## Required task
Skip the images. Copy the records exactly as written.

## Exercise materials

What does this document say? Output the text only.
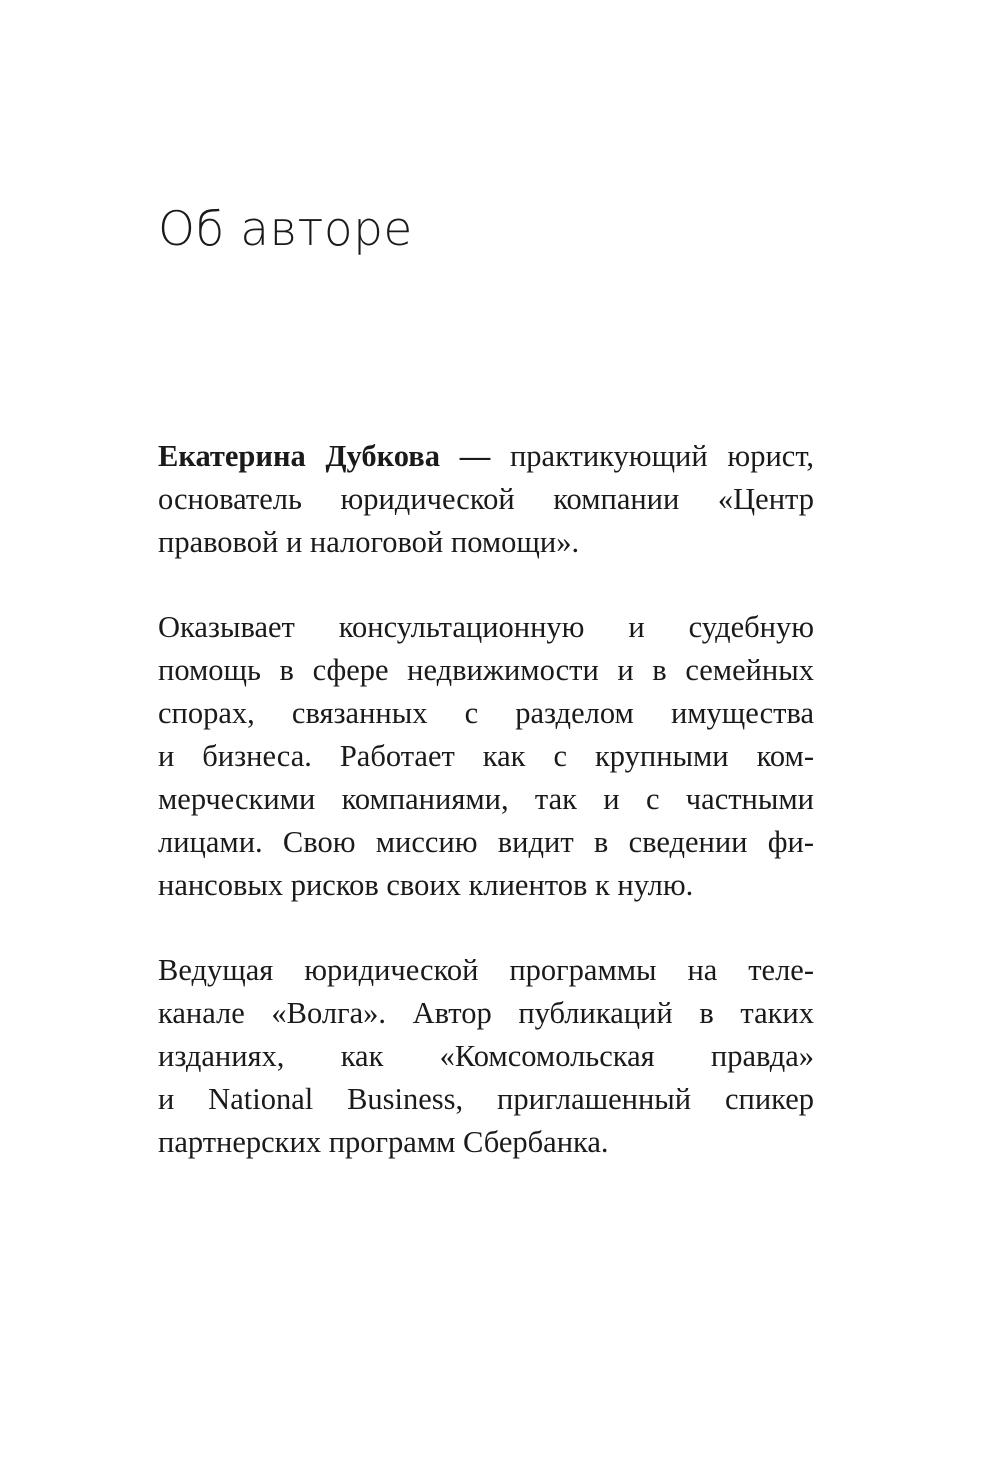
Об авторе

Екатерина Дубкова — практикующий юрист,
основатель юридической компании «Центр
правовой и налоговой помощи».

Оказывает консультационную и судебную
помощь в сфере недвижимости и в семейных
спорах, связанных с разделом имущества
и бизнеса. Работает как с крупными ком-
мерческими компаниями, так и с частными
лицами. Свою миссию видит в сведении фи-
нансовых рисков своих клиентов к нулю.

Ведущая юридической программы на теле-
канале «Волга». Автор публикаций в таких
изданиях, как «Комсомольская правда»
и National Business, приглашенный спикер
партнерских программ Сбербанка.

## Exercise result
What does this document say? Output the text only.
Об авторе

Екатерина Дубкова — практикующий юрист,
основатель юридической компании «Центр
правовой и налоговой помощи».

Оказывает консультационную и судебную
помощь в сфере недвижимости и в семейных
спорах, связанных с разделом имущества
и бизнеса. Работает как с крупными ком-
мерческими компаниями, так и с частными
лицами. Свою миссию видит в сведении фи-
нансовых рисков своих клиентов к нулю.

Ведущая юридической программы на теле-
канале «Волга». Автор публикаций в таких
изданиях, как «Комсомольская правда»
и National Business, приглашенный спикер
партнерских программ Сбербанка.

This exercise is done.